» Task material
* START *

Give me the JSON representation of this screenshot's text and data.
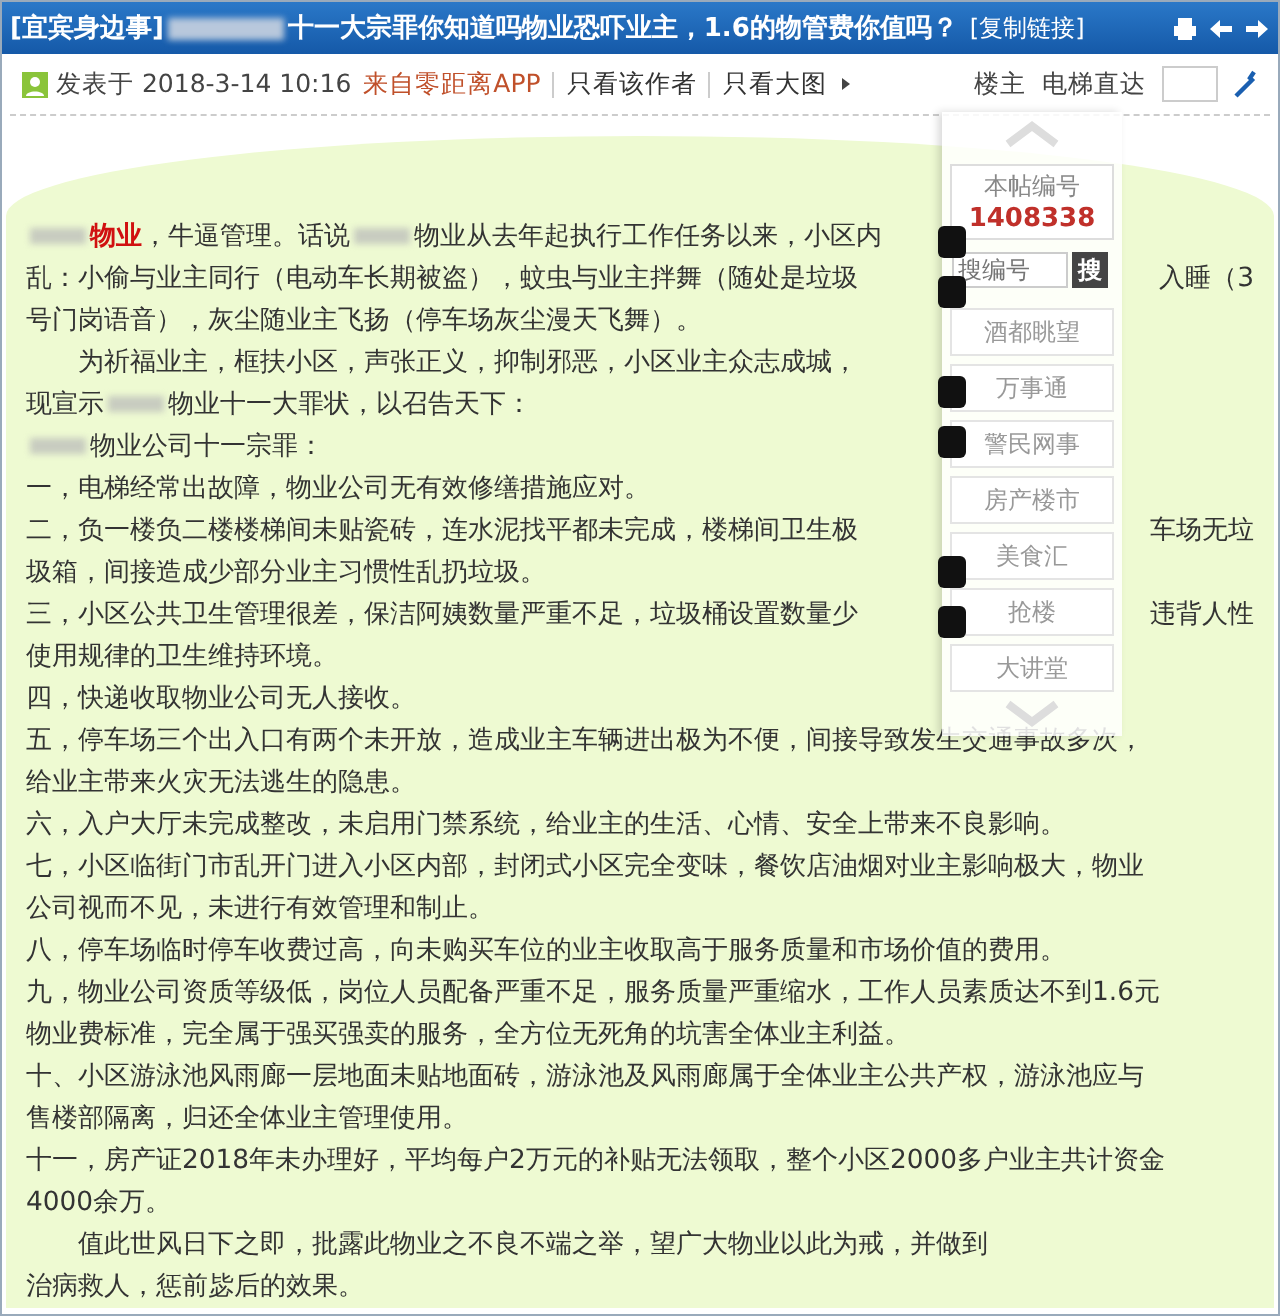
{
  "title_bar": {
    "category": "[宜宾身边事]",
    "title": "十一大宗罪你知道吗物业恐吓业主，1.6的物管费你值吗？",
    "copy_link": "[复制链接]"
  },
  "meta": {
    "posted": "发表于 2018-3-14 10:16",
    "source": "来自零距离APP",
    "links": [
      "只看该作者",
      "只看大图"
    ],
    "floor": "楼主",
    "jump_label": "电梯直达"
  },
  "side_panel": {
    "post_number_label": "本帖编号",
    "post_number": "1408338",
    "search_placeholder": "搜编号",
    "search_button": "搜",
    "items": [
      "酒都眺望",
      "万事通",
      "警民网事",
      "房产楼市",
      "美食汇",
      "抢楼",
      "大讲堂"
    ]
  },
  "lines": [
    {
      "left": [
        {
          "kind": "redacted"
        },
        {
          "kind": "highlight",
          "text": "物业"
        },
        {
          "kind": "text",
          "text": "，牛逼管理。话说"
        },
        {
          "kind": "redacted"
        },
        {
          "kind": "text",
          "text": "物业从去年起执行工作任务以来，小区内"
        }
      ]
    },
    {
      "left": [
        {
          "kind": "text",
          "text": "乱：小偷与业主同行（电动车长期被盗），蚊虫与业主拌舞（随处是垃圾"
        }
      ],
      "right": "入睡（3"
    },
    {
      "left": [
        {
          "kind": "text",
          "text": "号门岗语音），灰尘随业主飞扬（停车场灰尘漫天飞舞）。"
        }
      ]
    },
    {
      "left": [
        {
          "kind": "text",
          "text": "　　为祈福业主，框扶小区，声张正义，抑制邪恶，小区业主众志成城，"
        }
      ]
    },
    {
      "left": [
        {
          "kind": "text",
          "text": "现宣示"
        },
        {
          "kind": "redacted"
        },
        {
          "kind": "text",
          "text": "物业十一大罪状，以召告天下："
        }
      ]
    },
    {
      "left": [
        {
          "kind": "redacted"
        },
        {
          "kind": "text",
          "text": "物业公司十一宗罪："
        }
      ]
    },
    {
      "left": [
        {
          "kind": "text",
          "text": "一，电梯经常出故障，物业公司无有效修缮措施应对。"
        }
      ]
    },
    {
      "left": [
        {
          "kind": "text",
          "text": "二，负一楼负二楼楼梯间未贴瓷砖，连水泥找平都未完成，楼梯间卫生极"
        }
      ],
      "right": "车场无垃"
    },
    {
      "left": [
        {
          "kind": "text",
          "text": "圾箱，间接造成少部分业主习惯性乱扔垃圾。"
        }
      ]
    },
    {
      "left": [
        {
          "kind": "text",
          "text": "三，小区公共卫生管理很差，保洁阿姨数量严重不足，垃圾桶设置数量少"
        }
      ],
      "right": "违背人性"
    },
    {
      "left": [
        {
          "kind": "text",
          "text": "使用规律的卫生维持环境。"
        }
      ]
    },
    {
      "left": [
        {
          "kind": "text",
          "text": "四，快递收取物业公司无人接收。"
        }
      ]
    },
    {
      "left": [
        {
          "kind": "text",
          "text": "五，停车场三个出入口有两个未开放，造成业主车辆进出极为不便，间接导致发生交通事故多次，"
        }
      ]
    },
    {
      "left": [
        {
          "kind": "text",
          "text": "给业主带来火灾无法逃生的隐患。"
        }
      ]
    },
    {
      "left": [
        {
          "kind": "text",
          "text": "六，入户大厅未完成整改，未启用门禁系统，给业主的生活、心情、安全上带来不良影响。"
        }
      ]
    },
    {
      "left": [
        {
          "kind": "text",
          "text": "七，小区临街门市乱开门进入小区内部，封闭式小区完全变味，餐饮店油烟对业主影响极大，物业"
        }
      ]
    },
    {
      "left": [
        {
          "kind": "text",
          "text": "公司视而不见，未进行有效管理和制止。"
        }
      ]
    },
    {
      "left": [
        {
          "kind": "text",
          "text": "八，停车场临时停车收费过高，向未购买车位的业主收取高于服务质量和市场价值的费用。"
        }
      ]
    },
    {
      "left": [
        {
          "kind": "text",
          "text": "九，物业公司资质等级低，岗位人员配备严重不足，服务质量严重缩水，工作人员素质达不到1.6元"
        }
      ]
    },
    {
      "left": [
        {
          "kind": "text",
          "text": "物业费标准，完全属于强买强卖的服务，全方位无死角的坑害全体业主利益。"
        }
      ]
    },
    {
      "left": [
        {
          "kind": "text",
          "text": "十、小区游泳池风雨廊一层地面未贴地面砖，游泳池及风雨廊属于全体业主公共产权，游泳池应与"
        }
      ]
    },
    {
      "left": [
        {
          "kind": "text",
          "text": "售楼部隔离，归还全体业主管理使用。"
        }
      ]
    },
    {
      "left": [
        {
          "kind": "text",
          "text": "十一，房产证2018年未办理好，平均每户2万元的补贴无法领取，整个小区2000多户业主共计资金"
        }
      ]
    },
    {
      "left": [
        {
          "kind": "text",
          "text": "4000余万。"
        }
      ]
    },
    {
      "left": [
        {
          "kind": "text",
          "text": "　　值此世风日下之即，批露此物业之不良不端之举，望广大物业以此为戒，并做到"
        }
      ]
    },
    {
      "left": [
        {
          "kind": "text",
          "text": "治病救人，惩前毖后的效果。"
        }
      ]
    }
  ]
}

* END *

» Written problem
Working from the lines above, reproduce the material exactly and exclude its pictures.

» Final result
Give me the JSON representation of this screenshot's text and data.
{
  "title_bar": {
    "category": "[宜宾身边事]",
    "title": "十一大宗罪你知道吗物业恐吓业主，1.6的物管费你值吗？",
    "copy_link": "[复制链接]"
  },
  "meta": {
    "posted": "发表于 2018-3-14 10:16",
    "source": "来自零距离APP",
    "links": [
      "只看该作者",
      "只看大图"
    ],
    "floor": "楼主",
    "jump_label": "电梯直达"
  },
  "side_panel": {
    "post_number_label": "本帖编号",
    "post_number": "1408338",
    "search_placeholder": "搜编号",
    "search_button": "搜",
    "items": [
      "酒都眺望",
      "万事通",
      "警民网事",
      "房产楼市",
      "美食汇",
      "抢楼",
      "大讲堂"
    ]
  },
  "lines": [
    {
      "left": [
        {
          "kind": "redacted"
        },
        {
          "kind": "highlight",
          "text": "物业"
        },
        {
          "kind": "text",
          "text": "，牛逼管理。话说"
        },
        {
          "kind": "redacted"
        },
        {
          "kind": "text",
          "text": "物业从去年起执行工作任务以来，小区内"
        }
      ]
    },
    {
      "left": [
        {
          "kind": "text",
          "text": "乱：小偷与业主同行（电动车长期被盗），蚊虫与业主拌舞（随处是垃圾"
        }
      ],
      "right": "入睡（3"
    },
    {
      "left": [
        {
          "kind": "text",
          "text": "号门岗语音），灰尘随业主飞扬（停车场灰尘漫天飞舞）。"
        }
      ]
    },
    {
      "left": [
        {
          "kind": "text",
          "text": "　　为祈福业主，框扶小区，声张正义，抑制邪恶，小区业主众志成城，"
        }
      ]
    },
    {
      "left": [
        {
          "kind": "text",
          "text": "现宣示"
        },
        {
          "kind": "redacted"
        },
        {
          "kind": "text",
          "text": "物业十一大罪状，以召告天下："
        }
      ]
    },
    {
      "left": [
        {
          "kind": "redacted"
        },
        {
          "kind": "text",
          "text": "物业公司十一宗罪："
        }
      ]
    },
    {
      "left": [
        {
          "kind": "text",
          "text": "一，电梯经常出故障，物业公司无有效修缮措施应对。"
        }
      ]
    },
    {
      "left": [
        {
          "kind": "text",
          "text": "二，负一楼负二楼楼梯间未贴瓷砖，连水泥找平都未完成，楼梯间卫生极"
        }
      ],
      "right": "车场无垃"
    },
    {
      "left": [
        {
          "kind": "text",
          "text": "圾箱，间接造成少部分业主习惯性乱扔垃圾。"
        }
      ]
    },
    {
      "left": [
        {
          "kind": "text",
          "text": "三，小区公共卫生管理很差，保洁阿姨数量严重不足，垃圾桶设置数量少"
        }
      ],
      "right": "违背人性"
    },
    {
      "left": [
        {
          "kind": "text",
          "text": "使用规律的卫生维持环境。"
        }
      ]
    },
    {
      "left": [
        {
          "kind": "text",
          "text": "四，快递收取物业公司无人接收。"
        }
      ]
    },
    {
      "left": [
        {
          "kind": "text",
          "text": "五，停车场三个出入口有两个未开放，造成业主车辆进出极为不便，间接导致发生交通事故多次，"
        }
      ]
    },
    {
      "left": [
        {
          "kind": "text",
          "text": "给业主带来火灾无法逃生的隐患。"
        }
      ]
    },
    {
      "left": [
        {
          "kind": "text",
          "text": "六，入户大厅未完成整改，未启用门禁系统，给业主的生活、心情、安全上带来不良影响。"
        }
      ]
    },
    {
      "left": [
        {
          "kind": "text",
          "text": "七，小区临街门市乱开门进入小区内部，封闭式小区完全变味，餐饮店油烟对业主影响极大，物业"
        }
      ]
    },
    {
      "left": [
        {
          "kind": "text",
          "text": "公司视而不见，未进行有效管理和制止。"
        }
      ]
    },
    {
      "left": [
        {
          "kind": "text",
          "text": "八，停车场临时停车收费过高，向未购买车位的业主收取高于服务质量和市场价值的费用。"
        }
      ]
    },
    {
      "left": [
        {
          "kind": "text",
          "text": "九，物业公司资质等级低，岗位人员配备严重不足，服务质量严重缩水，工作人员素质达不到1.6元"
        }
      ]
    },
    {
      "left": [
        {
          "kind": "text",
          "text": "物业费标准，完全属于强买强卖的服务，全方位无死角的坑害全体业主利益。"
        }
      ]
    },
    {
      "left": [
        {
          "kind": "text",
          "text": "十、小区游泳池风雨廊一层地面未贴地面砖，游泳池及风雨廊属于全体业主公共产权，游泳池应与"
        }
      ]
    },
    {
      "left": [
        {
          "kind": "text",
          "text": "售楼部隔离，归还全体业主管理使用。"
        }
      ]
    },
    {
      "left": [
        {
          "kind": "text",
          "text": "十一，房产证2018年未办理好，平均每户2万元的补贴无法领取，整个小区2000多户业主共计资金"
        }
      ]
    },
    {
      "left": [
        {
          "kind": "text",
          "text": "4000余万。"
        }
      ]
    },
    {
      "left": [
        {
          "kind": "text",
          "text": "　　值此世风日下之即，批露此物业之不良不端之举，望广大物业以此为戒，并做到"
        }
      ]
    },
    {
      "left": [
        {
          "kind": "text",
          "text": "治病救人，惩前毖后的效果。"
        }
      ]
    }
  ]
}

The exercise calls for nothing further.